- **Aufgabenstellung A**: Schreiben Sie die Zeilen unterhalb des Textauszugs unverändert ab, beginnend mit der Zeile, die „orderer-address-field[interactable] <box>241 186“ enthält, bis einschließlich der Zeile mit „row-total-field[interactable] <box>543 308“.
======== Textauszug ========
Liebe hat keine Religion

Im Senegal gehören knapp 95 Prozent der Bevölkerung dem Islam an – Christen bilden eine kleine Minderheit. Das Verhältnis zwischen den Religionen ist offen und tolerant, Feiertage wie Ostern werden gemeinsam gefeiert. Wer konvertieren will, bekommt keine Steine in den Weg gelegt.

Jesus hängt einarmig am Kreuz. Etwas schief baumelt die Holzfigur an der Wand. Senabou Diouf und Alain Sene empfangen uns in ihrem kargen Steinhaus in Kaolack, einer Stadt mit 200.000 Einwohnern, vier Autostunden südwestlich der senegalesischen Hauptstadt Dakar. Händchenhaltend sitzen die beiden nebeneinander unter der kaputten Jesusfigur. Draußen scheuchen vier ihrer fünf Kinder die Ziegen über den Hof. Im Haus duftet es nach Weihrauch.

Autorin

Ellen Köhrer

ist freie Journalistin in Berlin. Sie schreibt über Soziales, Kultur und Reisen.

Die 46-jährige Diouf ist Muslimin, der 60-jährige Sene Katholik. Beide kannten sich lange, bevor sie den Bund der Ehe geschlossen haben, sie sind sogar entfernt miteinander verwandt. „Wir haben dreimal geheiratet“, erzählt Diouf und ein Lächeln huscht über ihr rundes Gesicht, „im Standesamt, in der Moschee und in der katholischen Kirche.“ Ihr Mann nickt stumm, auch er lächelt. Sie schlägt das Fotoalbum auf und zeigt auf die Bilder der muslimischen Trauung mit dem Imam. 22 Jahre sind seit der Zeremonie vergangen. Senes Haare und Bart sind inzwischen grau, er wirkt ernst und etwas müde neben seiner lebhaften Frau. Diouf trägt einen dunkelroten Boubou, das typische Gewand der Senegalesen, um die Haare ein geknotetes Tuch. Kein Kopftuch – das bleibt dem Besuch in der Moschee vorbehalten.
======== Bereitgestelltes Material ========
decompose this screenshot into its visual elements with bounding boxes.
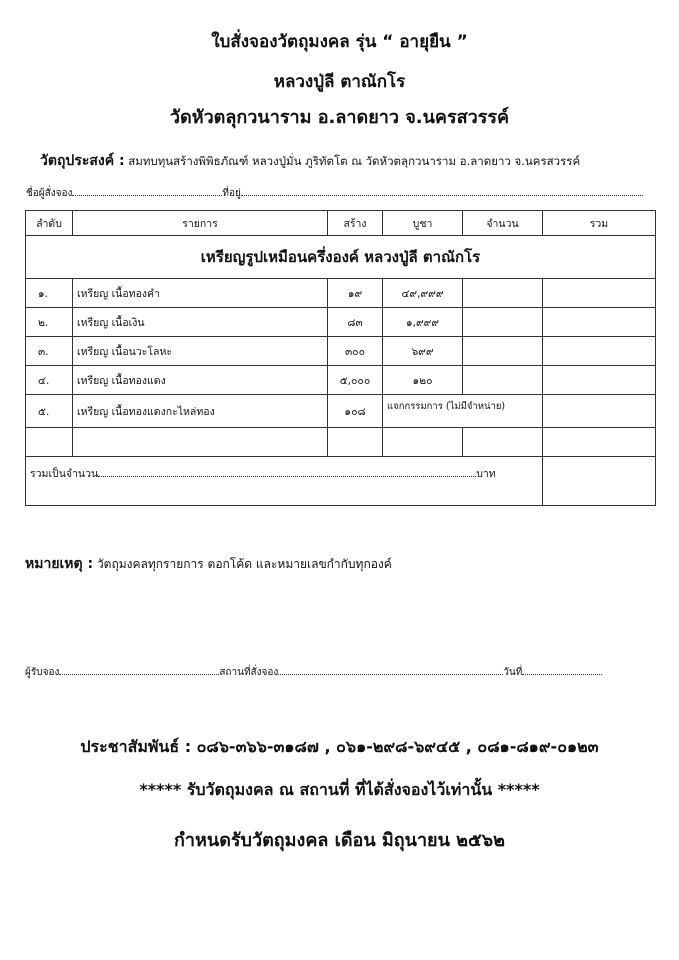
orderer-address-field[interactable] <box>241 186 643 196</box>
form-title: ใบสั่งจองวัตถุมงคล รุ่น “ อายุยืน ” <box>211 32 468 52</box>
table-row <box>26 366 656 395</box>
purpose-label: วัตถุประสงค์ : <box>40 153 125 169</box>
note-line <box>25 553 392 575</box>
header-total: รวม <box>543 211 656 236</box>
orderer-line <box>26 186 654 201</box>
header-price: บูชา <box>383 211 463 236</box>
table-row <box>26 308 656 337</box>
empty-cell[interactable] <box>383 428 463 457</box>
row-total-field[interactable] <box>543 308 656 337</box>
row-total-field[interactable] <box>543 395 656 428</box>
date-label: วันที่ <box>503 667 523 678</box>
header-qty: จำนวน <box>463 211 543 236</box>
total-unit: บาท <box>476 468 496 480</box>
row-total-field[interactable] <box>543 337 656 366</box>
note-text: วัตถุมงคลทุกรายการ ตอกโค้ด และหมายเลขกำกับทุกองค์ <box>96 557 392 571</box>
receiver-label: ผู้รับจอง <box>25 667 60 678</box>
place-label: สถานที่สั่งจอง <box>219 667 279 678</box>
row-item: เหรียญ เนื้อทองแดงกะไหล่ทอง <box>73 395 328 428</box>
orderer-name-field[interactable] <box>72 186 222 196</box>
receiver-line <box>25 665 655 680</box>
table-row-empty <box>26 428 656 457</box>
empty-cell[interactable] <box>463 428 543 457</box>
row-price: ๔๙,๙๙๙ <box>383 279 463 308</box>
empty-cell[interactable] <box>543 428 656 457</box>
section-row <box>26 236 656 279</box>
row-price: ๑๒๐ <box>383 366 463 395</box>
row-no: ๑. <box>26 279 73 308</box>
row-price-note: แจกกรรมการ (ไม่มีจำหน่าย) <box>383 395 543 428</box>
empty-cell[interactable] <box>328 428 383 457</box>
date-field[interactable] <box>522 665 602 675</box>
order-table <box>25 210 656 506</box>
receiver-field[interactable] <box>59 665 219 675</box>
row-qty-field[interactable] <box>463 366 543 395</box>
total-row <box>26 457 656 506</box>
row-total-field[interactable] <box>543 279 656 308</box>
row-made: ๕,๐๐๐ <box>328 366 383 395</box>
pickup-notice: ***** รับวัตถุมงคล ณ สถานที่ ที่ได้สั่งจองไว้เท่านั้น ***** <box>139 780 540 799</box>
empty-cell[interactable] <box>26 428 73 457</box>
section-title: เหรียญรูปเหมือนครึ่งองค์ หลวงปู่ลี ตาณักโร <box>26 236 656 279</box>
header-made: สร้าง <box>328 211 383 236</box>
row-price: ๖๙๙ <box>383 337 463 366</box>
total-label-cell <box>26 457 543 506</box>
table-row <box>26 337 656 366</box>
row-item: เหรียญ เนื้อเงิน <box>73 308 328 337</box>
row-no: ๒. <box>26 308 73 337</box>
table-row <box>26 279 656 308</box>
row-made: ๓๐๐ <box>328 337 383 366</box>
orderer-address-label: ที่อยู่ <box>222 188 241 199</box>
monk-name: หลวงปู่ลี ตาณักโร <box>273 72 406 92</box>
row-made: ๘๓ <box>328 308 383 337</box>
header-no: ลำดับ <box>26 211 73 236</box>
row-made: ๑๐๘ <box>328 395 383 428</box>
row-price: ๑,๙๙๙ <box>383 308 463 337</box>
table-row <box>26 395 656 428</box>
table-header-row <box>26 211 656 236</box>
row-item: เหรียญ เนื้อทองคำ <box>73 279 328 308</box>
header-item: รายการ <box>73 211 328 236</box>
row-qty-field[interactable] <box>463 308 543 337</box>
row-no: ๕. <box>26 395 73 428</box>
row-qty-field[interactable] <box>463 279 543 308</box>
note-label: หมายเหตุ : <box>25 556 94 572</box>
row-qty-field[interactable] <box>463 337 543 366</box>
row-item: เหรียญ เนื้อทองแดง <box>73 366 328 395</box>
row-total-field[interactable] <box>543 366 656 395</box>
place-field[interactable] <box>278 665 503 675</box>
row-no: ๔. <box>26 366 73 395</box>
empty-cell[interactable] <box>73 428 328 457</box>
purpose-text: สมทบทุนสร้างพิพิธภัณฑ์ หลวงปู่มั่น ภูริทัตโต ณ วัดหัวตลุกวนาราม อ.ลาดยาว จ.นครสวรรค์ <box>128 154 581 168</box>
contact-line: ประชาสัมพันธ์ : ๐๘๖-๓๖๖-๓๑๘๗ , ๐๖๑-๒๙๘-๖๙๔๕ , ๐๘๑-๘๑๙-๐๑๒๓ <box>80 737 599 756</box>
temple-name: วัดหัวตลุกวนาราม อ.ลาดยาว จ.นครสวรรค์ <box>169 107 510 128</box>
row-made: ๑๙ <box>328 279 383 308</box>
due-date: กำหนดรับวัตถุมงคล เดือน มิถุนายน ๒๕๖๒ <box>174 830 505 851</box>
total-amount-field[interactable] <box>98 467 476 477</box>
row-no: ๓. <box>26 337 73 366</box>
orderer-name-label: ชื่อผู้สั่งจอง <box>26 188 73 199</box>
row-item: เหรียญ เนื้อนวะโลหะ <box>73 337 328 366</box>
purpose-line <box>40 150 580 172</box>
total-value-field[interactable] <box>543 457 656 506</box>
total-label: รวมเป็นจำนวน <box>30 468 99 480</box>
========
- **Aufgabenstellung B**: Geben Sie aus dem Textauszug die Passage von „Liebe hat keine“ bis einschließlich „Kultur und Reisen.“ wortgetreu wieder.

- **Musterlösung A**:
orderer-address-field[interactable] <box>241 186 643 196</box>
form-title: ใบสั่งจองวัตถุมงคล รุ่น “ อายุยืน ” <box>211 32 468 52</box>
table-row <box>26 366 656 395</box>
purpose-label: วัตถุประสงค์ : <box>40 153 125 169</box>
note-line <box>25 553 392 575</box>
header-total: รวม <box>543 211 656 236</box>
orderer-line <box>26 186 654 201</box>
header-price: บูชา <box>383 211 463 236</box>
table-row <box>26 308 656 337</box>
empty-cell[interactable] <box>383 428 463 457</box>
row-total-field[interactable] <box>543 308 656 337</box>

- **Musterlösung B**:
Liebe hat keine Religion

Im Senegal gehören knapp 95 Prozent der Bevölkerung dem Islam an – Christen bilden eine kleine Minderheit. Das Verhältnis zwischen den Religionen ist offen und tolerant, Feiertage wie Ostern werden gemeinsam gefeiert. Wer konvertieren will, bekommt keine Steine in den Weg gelegt.

Jesus hängt einarmig am Kreuz. Etwas schief baumelt die Holzfigur an der Wand. Senabou Diouf und Alain Sene empfangen uns in ihrem kargen Steinhaus in Kaolack, einer Stadt mit 200.000 Einwohnern, vier Autostunden südwestlich der senegalesischen Hauptstadt Dakar. Händchenhaltend sitzen die beiden nebeneinander unter der kaputten Jesusfigur. Draußen scheuchen vier ihrer fünf Kinder die Ziegen über den Hof. Im Haus duftet es nach Weihrauch.

Autorin

Ellen Köhrer

ist freie Journalistin in Berlin. Sie schreibt über Soziales, Kultur und Reisen.